== Exercise details ==
Your task is to copy every record exactly.

== Exercise material ==
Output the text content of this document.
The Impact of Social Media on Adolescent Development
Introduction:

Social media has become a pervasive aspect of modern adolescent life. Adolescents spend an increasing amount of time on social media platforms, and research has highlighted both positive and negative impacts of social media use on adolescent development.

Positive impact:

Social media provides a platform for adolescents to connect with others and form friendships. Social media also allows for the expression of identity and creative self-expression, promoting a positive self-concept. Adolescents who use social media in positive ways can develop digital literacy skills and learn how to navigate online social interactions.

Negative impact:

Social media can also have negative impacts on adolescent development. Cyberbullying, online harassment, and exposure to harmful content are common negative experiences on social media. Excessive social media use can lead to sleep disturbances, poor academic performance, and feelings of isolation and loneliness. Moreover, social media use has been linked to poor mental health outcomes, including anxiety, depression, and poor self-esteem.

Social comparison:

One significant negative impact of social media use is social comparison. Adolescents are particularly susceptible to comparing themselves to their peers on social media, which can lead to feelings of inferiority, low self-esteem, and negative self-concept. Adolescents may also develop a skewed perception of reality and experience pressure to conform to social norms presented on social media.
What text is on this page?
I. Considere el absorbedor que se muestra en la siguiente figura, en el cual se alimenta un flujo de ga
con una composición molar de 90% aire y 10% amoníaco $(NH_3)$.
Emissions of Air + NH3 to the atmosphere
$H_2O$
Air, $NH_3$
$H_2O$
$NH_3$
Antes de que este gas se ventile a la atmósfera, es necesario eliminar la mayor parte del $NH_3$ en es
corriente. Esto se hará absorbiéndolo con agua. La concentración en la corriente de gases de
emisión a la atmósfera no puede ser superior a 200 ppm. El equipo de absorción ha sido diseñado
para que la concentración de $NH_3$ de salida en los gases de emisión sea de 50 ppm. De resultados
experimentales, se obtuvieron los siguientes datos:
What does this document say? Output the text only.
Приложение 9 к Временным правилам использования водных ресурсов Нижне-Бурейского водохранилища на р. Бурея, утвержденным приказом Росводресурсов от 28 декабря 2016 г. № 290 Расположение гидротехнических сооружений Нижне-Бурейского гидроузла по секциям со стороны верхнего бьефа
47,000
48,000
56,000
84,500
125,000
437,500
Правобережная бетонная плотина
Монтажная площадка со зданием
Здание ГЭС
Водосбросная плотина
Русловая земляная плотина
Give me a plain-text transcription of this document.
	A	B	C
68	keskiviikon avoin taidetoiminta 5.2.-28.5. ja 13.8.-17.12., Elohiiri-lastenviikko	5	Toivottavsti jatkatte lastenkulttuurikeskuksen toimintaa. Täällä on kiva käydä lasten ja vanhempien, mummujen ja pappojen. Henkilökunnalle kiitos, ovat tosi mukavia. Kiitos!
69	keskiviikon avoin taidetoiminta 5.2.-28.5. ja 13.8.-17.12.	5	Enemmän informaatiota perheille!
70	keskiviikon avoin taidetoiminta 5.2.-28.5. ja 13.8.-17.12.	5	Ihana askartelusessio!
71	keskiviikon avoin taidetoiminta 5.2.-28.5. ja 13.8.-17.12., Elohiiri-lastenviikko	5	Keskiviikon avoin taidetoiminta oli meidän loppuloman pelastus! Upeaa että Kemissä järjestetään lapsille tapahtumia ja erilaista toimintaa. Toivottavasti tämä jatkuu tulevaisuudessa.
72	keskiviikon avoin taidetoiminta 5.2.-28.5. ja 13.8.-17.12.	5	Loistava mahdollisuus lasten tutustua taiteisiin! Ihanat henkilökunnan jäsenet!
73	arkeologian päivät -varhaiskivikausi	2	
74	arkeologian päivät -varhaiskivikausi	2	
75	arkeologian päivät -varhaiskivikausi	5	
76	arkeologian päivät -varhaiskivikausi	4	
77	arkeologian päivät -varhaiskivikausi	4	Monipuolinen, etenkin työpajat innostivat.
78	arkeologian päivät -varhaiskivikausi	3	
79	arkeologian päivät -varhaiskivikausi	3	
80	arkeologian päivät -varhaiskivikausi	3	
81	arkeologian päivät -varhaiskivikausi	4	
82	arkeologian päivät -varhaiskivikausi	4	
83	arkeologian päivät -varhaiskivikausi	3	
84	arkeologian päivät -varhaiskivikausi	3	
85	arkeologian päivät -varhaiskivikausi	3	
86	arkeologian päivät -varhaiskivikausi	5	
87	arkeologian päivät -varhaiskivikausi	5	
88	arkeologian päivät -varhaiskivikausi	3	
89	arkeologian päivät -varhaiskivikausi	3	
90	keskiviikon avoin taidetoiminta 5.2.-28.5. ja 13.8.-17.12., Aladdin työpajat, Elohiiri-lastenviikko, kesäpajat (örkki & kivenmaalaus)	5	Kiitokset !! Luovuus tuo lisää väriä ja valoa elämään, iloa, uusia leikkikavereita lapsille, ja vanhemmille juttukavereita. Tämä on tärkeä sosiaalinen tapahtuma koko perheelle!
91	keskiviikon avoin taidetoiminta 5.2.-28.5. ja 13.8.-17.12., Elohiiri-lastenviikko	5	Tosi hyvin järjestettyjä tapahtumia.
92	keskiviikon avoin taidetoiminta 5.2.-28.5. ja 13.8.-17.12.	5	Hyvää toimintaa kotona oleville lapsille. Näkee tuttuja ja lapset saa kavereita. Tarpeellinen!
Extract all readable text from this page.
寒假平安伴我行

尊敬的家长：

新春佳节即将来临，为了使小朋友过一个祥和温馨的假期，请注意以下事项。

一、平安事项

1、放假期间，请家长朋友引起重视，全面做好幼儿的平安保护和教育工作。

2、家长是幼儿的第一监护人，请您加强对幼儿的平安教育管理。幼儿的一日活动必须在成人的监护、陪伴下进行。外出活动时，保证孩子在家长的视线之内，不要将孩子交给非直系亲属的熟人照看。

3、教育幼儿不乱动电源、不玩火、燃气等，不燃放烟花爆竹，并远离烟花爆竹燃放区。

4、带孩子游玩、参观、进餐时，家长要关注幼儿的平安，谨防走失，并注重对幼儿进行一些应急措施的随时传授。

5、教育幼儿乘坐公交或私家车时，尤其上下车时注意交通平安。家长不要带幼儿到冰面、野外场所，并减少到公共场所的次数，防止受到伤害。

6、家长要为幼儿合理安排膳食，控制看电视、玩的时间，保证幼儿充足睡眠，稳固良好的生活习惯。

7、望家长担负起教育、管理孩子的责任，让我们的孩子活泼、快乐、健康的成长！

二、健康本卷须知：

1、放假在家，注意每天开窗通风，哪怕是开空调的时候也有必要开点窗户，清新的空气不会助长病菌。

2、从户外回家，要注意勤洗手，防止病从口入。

== Solved exercise ==
Output the text content of this document.
The Impact of Social Media on Adolescent Development
Introduction:

Social media has become a pervasive aspect of modern adolescent life. Adolescents spend an increasing amount of time on social media platforms, and research has highlighted both positive and negative impacts of social media use on adolescent development.

Positive impact:

Social media provides a platform for adolescents to connect with others and form friendships. Social media also allows for the expression of identity and creative self-expression, promoting a positive self-concept. Adolescents who use social media in positive ways can develop digital literacy skills and learn how to navigate online social interactions.

Negative impact:

Social media can also have negative impacts on adolescent development. Cyberbullying, online harassment, and exposure to harmful content are common negative experiences on social media. Excessive social media use can lead to sleep disturbances, poor academic performance, and feelings of isolation and loneliness. Moreover, social media use has been linked to poor mental health outcomes, including anxiety, depression, and poor self-esteem.

Social comparison:

One significant negative impact of social media use is social comparison. Adolescents are particularly susceptible to comparing themselves to their peers on social media, which can lead to feelings of inferiority, low self-esteem, and negative self-concept. Adolescents may also develop a skewed perception of reality and experience pressure to conform to social norms presented on social media.
What text is on this page?
I. Considere el absorbedor que se muestra en la siguiente figura, en el cual se alimenta un flujo de ga
con una composición molar de 90% aire y 10% amoníaco $(NH_3)$.
Emissions of Air + NH3 to the atmosphere
$H_2O$
Air, $NH_3$
$H_2O$
$NH_3$
Antes de que este gas se ventile a la atmósfera, es necesario eliminar la mayor parte del $NH_3$ en es
corriente. Esto se hará absorbiéndolo con agua. La concentración en la corriente de gases de
emisión a la atmósfera no puede ser superior a 200 ppm. El equipo de absorción ha sido diseñado
para que la concentración de $NH_3$ de salida en los gases de emisión sea de 50 ppm. De resultados
experimentales, se obtuvieron los siguientes datos:
What does this document say? Output the text only.
Приложение 9 к Временным правилам использования водных ресурсов Нижне-Бурейского водохранилища на р. Бурея, утвержденным приказом Росводресурсов от 28 декабря 2016 г. № 290 Расположение гидротехнических сооружений Нижне-Бурейского гидроузла по секциям со стороны верхнего бьефа
47,000
48,000
56,000
84,500
125,000
437,500
Правобережная бетонная плотина
Монтажная площадка со зданием
Здание ГЭС
Водосбросная плотина
Русловая земляная плотина
Give me a plain-text transcription of this document.
	A	B	C
68	keskiviikon avoin taidetoiminta 5.2.-28.5. ja 13.8.-17.12., Elohiiri-lastenviikko	5	Toivottavsti jatkatte lastenkulttuurikeskuksen toimintaa. Täällä on kiva käydä lasten ja vanhempien, mummujen ja pappojen. Henkilökunnalle kiitos, ovat tosi mukavia. Kiitos!
69	keskiviikon avoin taidetoiminta 5.2.-28.5. ja 13.8.-17.12.	5	Enemmän informaatiota perheille!
70	keskiviikon avoin taidetoiminta 5.2.-28.5. ja 13.8.-17.12.	5	Ihana askartelusessio!
71	keskiviikon avoin taidetoiminta 5.2.-28.5. ja 13.8.-17.12., Elohiiri-lastenviikko	5	Keskiviikon avoin taidetoiminta oli meidän loppuloman pelastus! Upeaa että Kemissä järjestetään lapsille tapahtumia ja erilaista toimintaa. Toivottavasti tämä jatkuu tulevaisuudessa.
72	keskiviikon avoin taidetoiminta 5.2.-28.5. ja 13.8.-17.12.	5	Loistava mahdollisuus lasten tutustua taiteisiin! Ihanat henkilökunnan jäsenet!
73	arkeologian päivät -varhaiskivikausi	2	
74	arkeologian päivät -varhaiskivikausi	2	
75	arkeologian päivät -varhaiskivikausi	5	
76	arkeologian päivät -varhaiskivikausi	4	
77	arkeologian päivät -varhaiskivikausi	4	Monipuolinen, etenkin työpajat innostivat.
78	arkeologian päivät -varhaiskivikausi	3	
79	arkeologian päivät -varhaiskivikausi	3	
80	arkeologian päivät -varhaiskivikausi	3	
81	arkeologian päivät -varhaiskivikausi	4	
82	arkeologian päivät -varhaiskivikausi	4	
83	arkeologian päivät -varhaiskivikausi	3	
84	arkeologian päivät -varhaiskivikausi	3	
85	arkeologian päivät -varhaiskivikausi	3	
86	arkeologian päivät -varhaiskivikausi	5	
87	arkeologian päivät -varhaiskivikausi	5	
88	arkeologian päivät -varhaiskivikausi	3	
89	arkeologian päivät -varhaiskivikausi	3	
90	keskiviikon avoin taidetoiminta 5.2.-28.5. ja 13.8.-17.12., Aladdin työpajat, Elohiiri-lastenviikko, kesäpajat (örkki & kivenmaalaus)	5	Kiitokset !! Luovuus tuo lisää väriä ja valoa elämään, iloa, uusia leikkikavereita lapsille, ja vanhemmille juttukavereita. Tämä on tärkeä sosiaalinen tapahtuma koko perheelle!
91	keskiviikon avoin taidetoiminta 5.2.-28.5. ja 13.8.-17.12., Elohiiri-lastenviikko	5	Tosi hyvin järjestettyjä tapahtumia.
92	keskiviikon avoin taidetoiminta 5.2.-28.5. ja 13.8.-17.12.	5	Hyvää toimintaa kotona oleville lapsille. Näkee tuttuja ja lapset saa kavereita. Tarpeellinen!
Extract all readable text from this page.
寒假平安伴我行

尊敬的家长：

新春佳节即将来临，为了使小朋友过一个祥和温馨的假期，请注意以下事项。

一、平安事项

1、放假期间，请家长朋友引起重视，全面做好幼儿的平安保护和教育工作。

2、家长是幼儿的第一监护人，请您加强对幼儿的平安教育管理。幼儿的一日活动必须在成人的监护、陪伴下进行。外出活动时，保证孩子在家长的视线之内，不要将孩子交给非直系亲属的熟人照看。

3、教育幼儿不乱动电源、不玩火、燃气等，不燃放烟花爆竹，并远离烟花爆竹燃放区。

4、带孩子游玩、参观、进餐时，家长要关注幼儿的平安，谨防走失，并注重对幼儿进行一些应急措施的随时传授。

5、教育幼儿乘坐公交或私家车时，尤其上下车时注意交通平安。家长不要带幼儿到冰面、野外场所，并减少到公共场所的次数，防止受到伤害。

6、家长要为幼儿合理安排膳食，控制看电视、玩的时间，保证幼儿充足睡眠，稳固良好的生活习惯。

7、望家长担负起教育、管理孩子的责任，让我们的孩子活泼、快乐、健康的成长！

二、健康本卷须知：

1、放假在家，注意每天开窗通风，哪怕是开空调的时候也有必要开点窗户，清新的空气不会助长病菌。

2、从户外回家，要注意勤洗手，防止病从口入。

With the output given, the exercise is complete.